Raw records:
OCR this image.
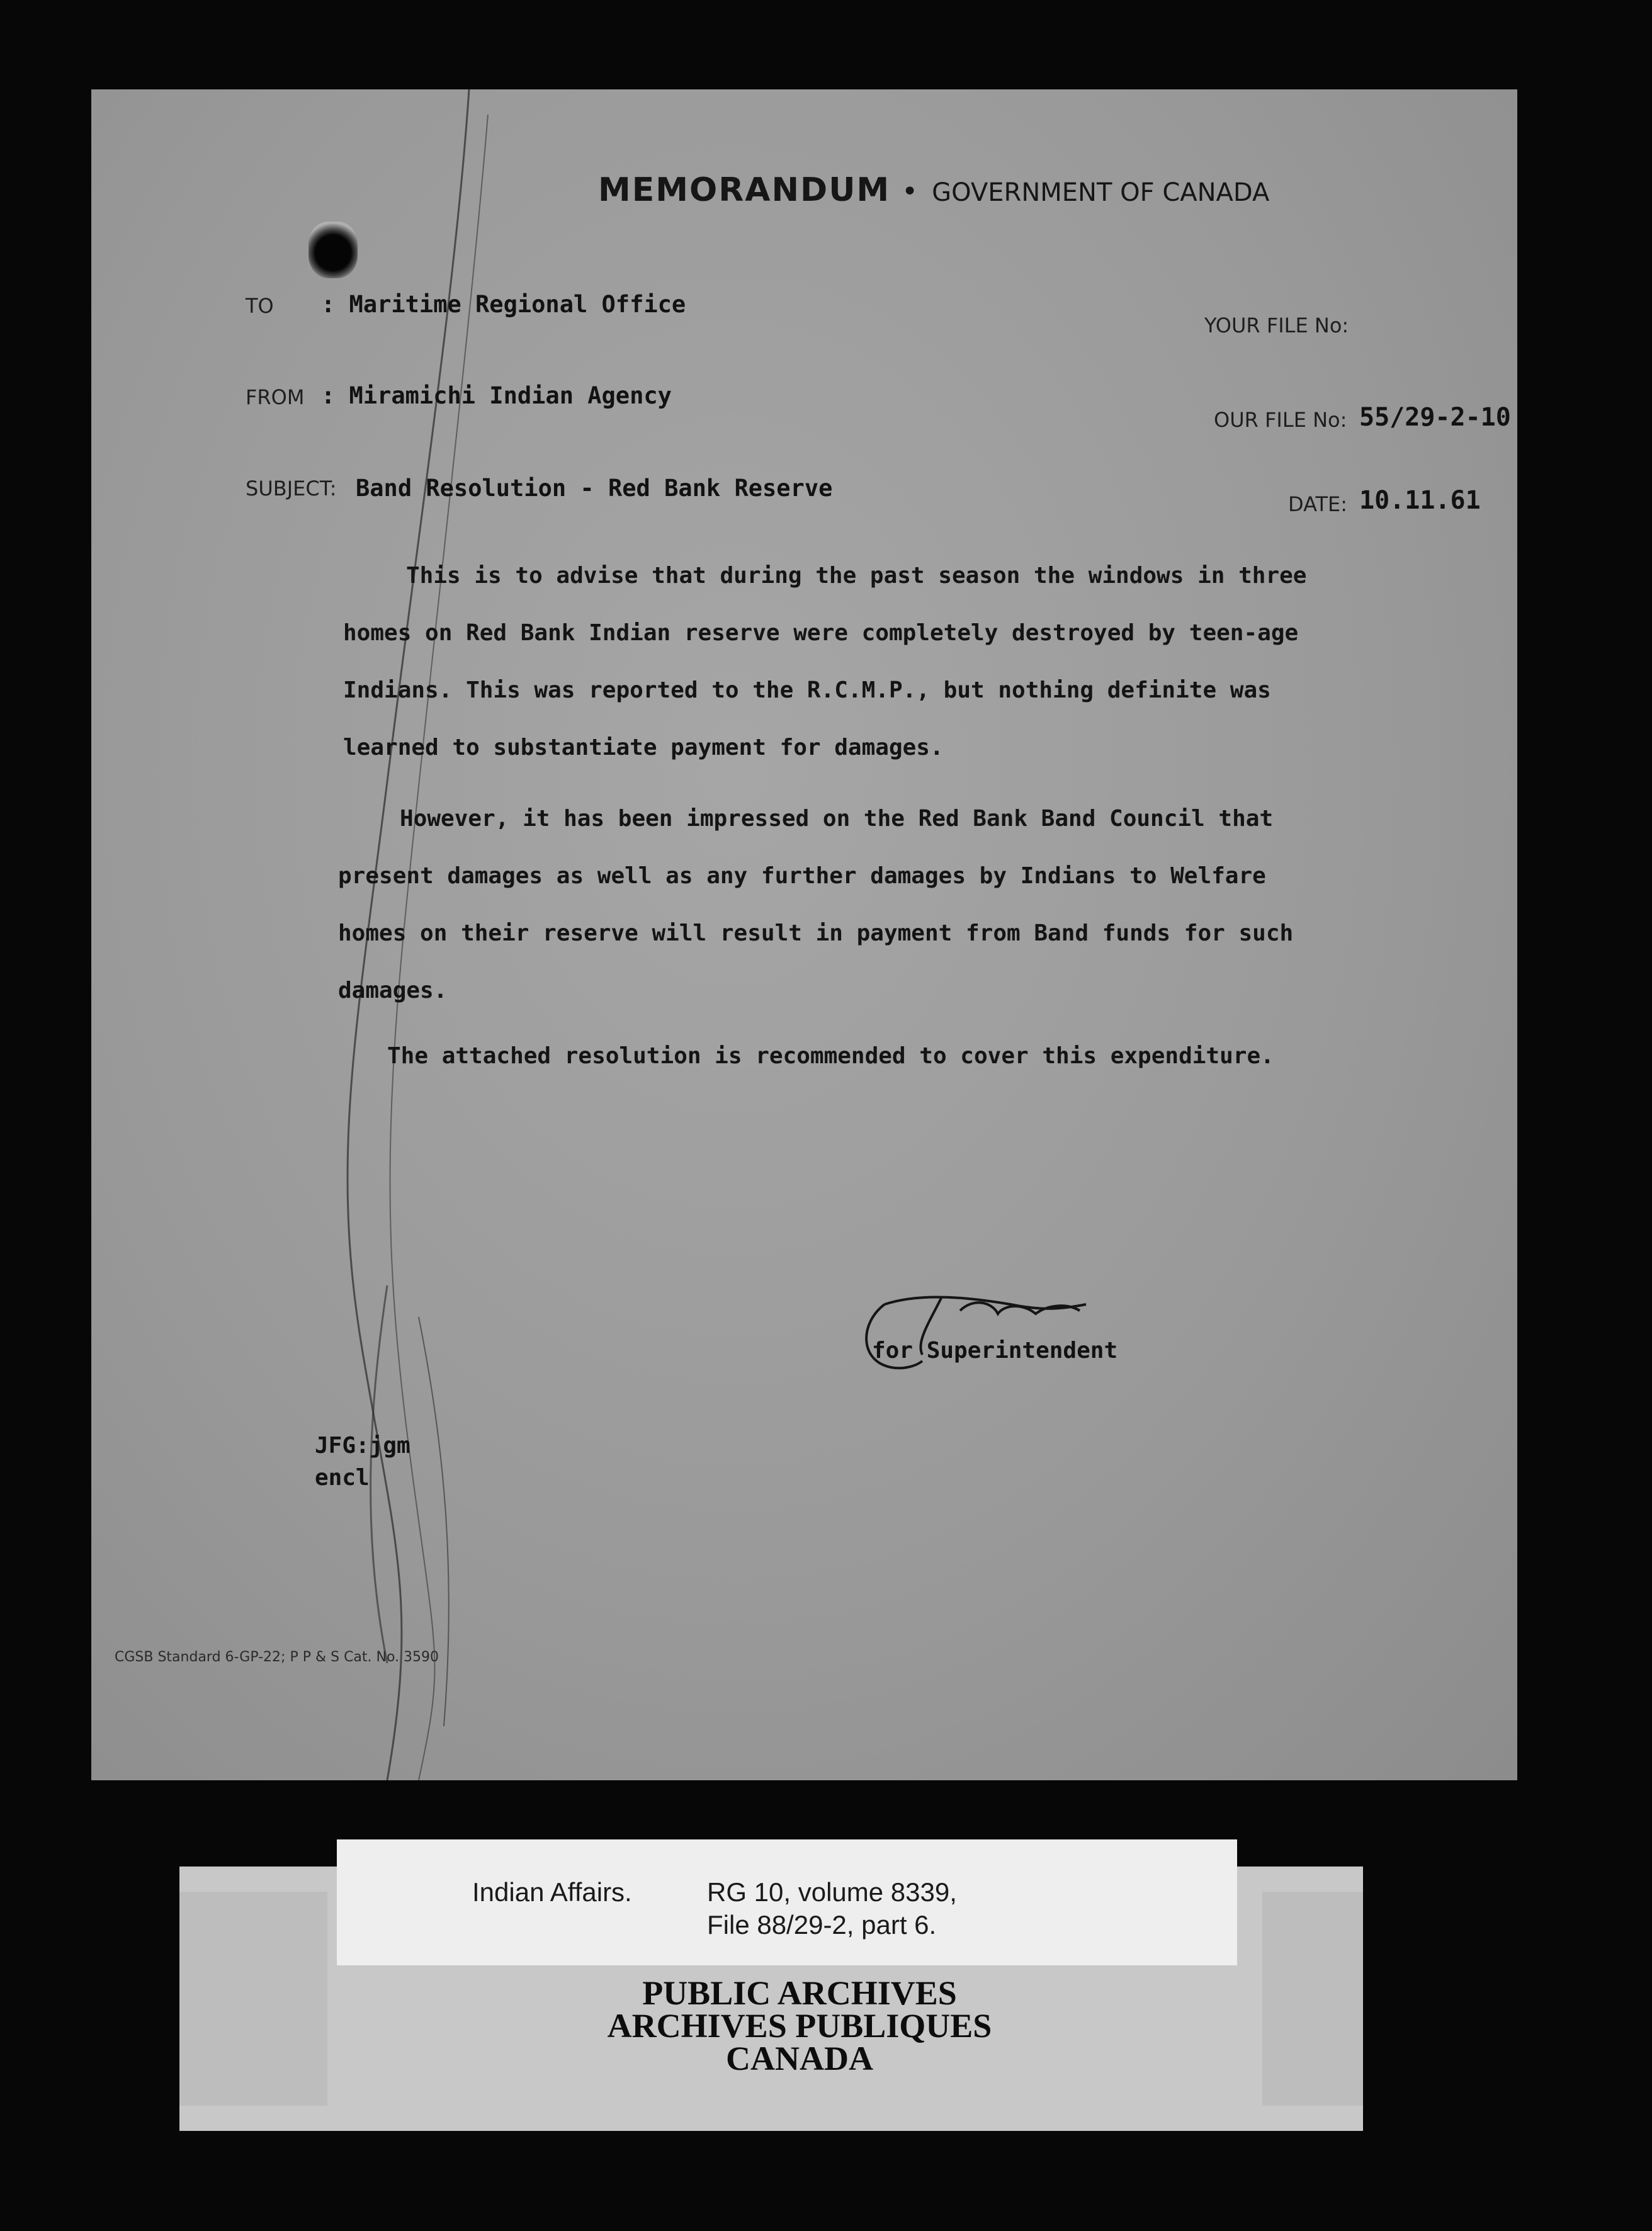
MEMORANDUM • GOVERNMENT OF CANADA
TO : Maritime Regional Office
FROM : Miramichi Indian Agency
SUBJECT: Band Resolution - Red Bank Reserve
YOUR FILE No:
OUR FILE No: 55/29-2-10
DATE: 10.11.61
This is to advise that during the past season the windows in three
homes on Red Bank Indian reserve were completely destroyed by teen-age
Indians. This was reported to the R.C.M.P., but nothing definite was
learned to substantiate payment for damages.
However, it has been impressed on the Red Bank Band Council that
present damages as well as any further damages by Indians to Welfare
homes on their reserve will result in payment from Band funds for such
damages.
The attached resolution is recommended to cover this expenditure.
for Superintendent
JFG:jgm
encl
CGSB Standard 6-GP-22; P P & S Cat. No. 3590
Indian Affairs.	RG 10, volume 8339,
File 88/29-2, part 6.
PUBLIC ARCHIVES
ARCHIVES PUBLIQUES
CANADA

> The task:
Return the listing above word for word, with the pictures removed.

> Reply to the task:
OCR this image.
MEMORANDUM • GOVERNMENT OF CANADA
TO : Maritime Regional Office
FROM : Miramichi Indian Agency
SUBJECT: Band Resolution - Red Bank Reserve
YOUR FILE No:
OUR FILE No: 55/29-2-10
DATE: 10.11.61
This is to advise that during the past season the windows in three
homes on Red Bank Indian reserve were completely destroyed by teen-age
Indians. This was reported to the R.C.M.P., but nothing definite was
learned to substantiate payment for damages.
However, it has been impressed on the Red Bank Band Council that
present damages as well as any further damages by Indians to Welfare
homes on their reserve will result in payment from Band funds for such
damages.
The attached resolution is recommended to cover this expenditure.
for Superintendent
JFG:jgm
encl
CGSB Standard 6-GP-22; P P & S Cat. No. 3590
Indian Affairs.	RG 10, volume 8339,
File 88/29-2, part 6.
PUBLIC ARCHIVES
ARCHIVES PUBLIQUES
CANADA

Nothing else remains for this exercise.